**What is asked:** Drop every picture, then transcribe the remaining data exactly.

[Collected data entries]
::::::::
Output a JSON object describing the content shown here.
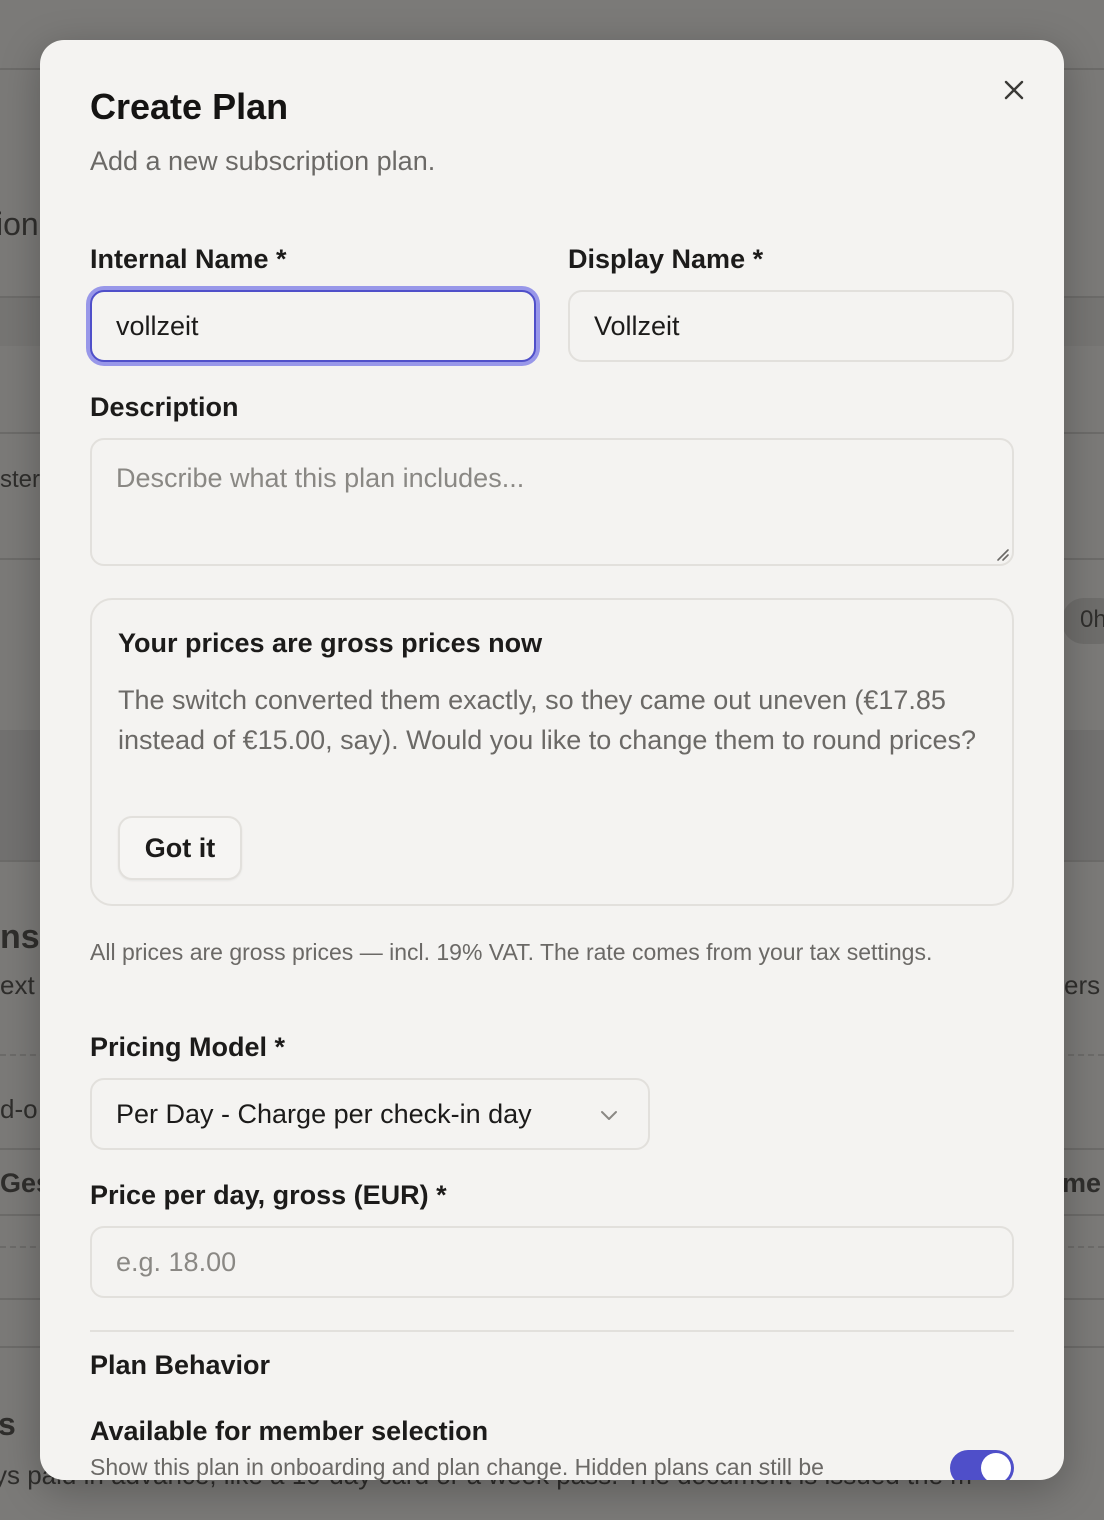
{
  "background": {
    "fragments": [
      "ion",
      "ster",
      "0h",
      "ns",
      "ext",
      "ers",
      "d-o",
      "Ges",
      "me",
      "s",
      "ys paid in advance, like a 10-day card or a week pass. The document is issued the m"
    ]
  },
  "modal": {
    "title": "Create Plan",
    "subtitle": "Add a new subscription plan.",
    "close_icon": "close-icon"
  },
  "form": {
    "internal_name": {
      "label": "Internal Name *",
      "value": "vollzeit"
    },
    "display_name": {
      "label": "Display Name *",
      "value": "Vollzeit"
    },
    "description": {
      "label": "Description",
      "value": "",
      "placeholder": "Describe what this plan includes..."
    },
    "notice": {
      "title": "Your prices are gross prices now",
      "body": "The switch converted them exactly, so they came out uneven (€17.85 instead of €15.00, say). Would you like to change them to round prices?",
      "button": "Got it"
    },
    "helper": "All prices are gross prices — incl. 19% VAT. The rate comes from your tax settings.",
    "pricing_model": {
      "label": "Pricing Model *",
      "selected": "Per Day - Charge per check-in day",
      "icon": "chevron-down-icon"
    },
    "price": {
      "label": "Price per day, gross (EUR) *",
      "value": "",
      "placeholder": "e.g. 18.00"
    }
  },
  "behavior": {
    "heading": "Plan Behavior",
    "available": {
      "label": "Available for member selection",
      "description": "Show this plan in onboarding and plan change. Hidden plans can still be",
      "enabled": true
    }
  },
  "colors": {
    "accent": "#4f4fc9",
    "focus_ring": "#7a78e6",
    "modal_bg": "#f4f3f1",
    "overlay": "#7b7a78"
  }
}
::::::::
**Right answer:**
Output a JSON object describing the content shown here.
{
  "background": {
    "fragments": [
      "ion",
      "ster",
      "0h",
      "ns",
      "ext",
      "ers",
      "d-o",
      "Ges",
      "me",
      "s",
      "ys paid in advance, like a 10-day card or a week pass. The document is issued the m"
    ]
  },
  "modal": {
    "title": "Create Plan",
    "subtitle": "Add a new subscription plan.",
    "close_icon": "close-icon"
  },
  "form": {
    "internal_name": {
      "label": "Internal Name *",
      "value": "vollzeit"
    },
    "display_name": {
      "label": "Display Name *",
      "value": "Vollzeit"
    },
    "description": {
      "label": "Description",
      "value": "",
      "placeholder": "Describe what this plan includes..."
    },
    "notice": {
      "title": "Your prices are gross prices now",
      "body": "The switch converted them exactly, so they came out uneven (€17.85 instead of €15.00, say). Would you like to change them to round prices?",
      "button": "Got it"
    },
    "helper": "All prices are gross prices — incl. 19% VAT. The rate comes from your tax settings.",
    "pricing_model": {
      "label": "Pricing Model *",
      "selected": "Per Day - Charge per check-in day",
      "icon": "chevron-down-icon"
    },
    "price": {
      "label": "Price per day, gross (EUR) *",
      "value": "",
      "placeholder": "e.g. 18.00"
    }
  },
  "behavior": {
    "heading": "Plan Behavior",
    "available": {
      "label": "Available for member selection",
      "description": "Show this plan in onboarding and plan change. Hidden plans can still be",
      "enabled": true
    }
  },
  "colors": {
    "accent": "#4f4fc9",
    "focus_ring": "#7a78e6",
    "modal_bg": "#f4f3f1",
    "overlay": "#7b7a78"
  }
}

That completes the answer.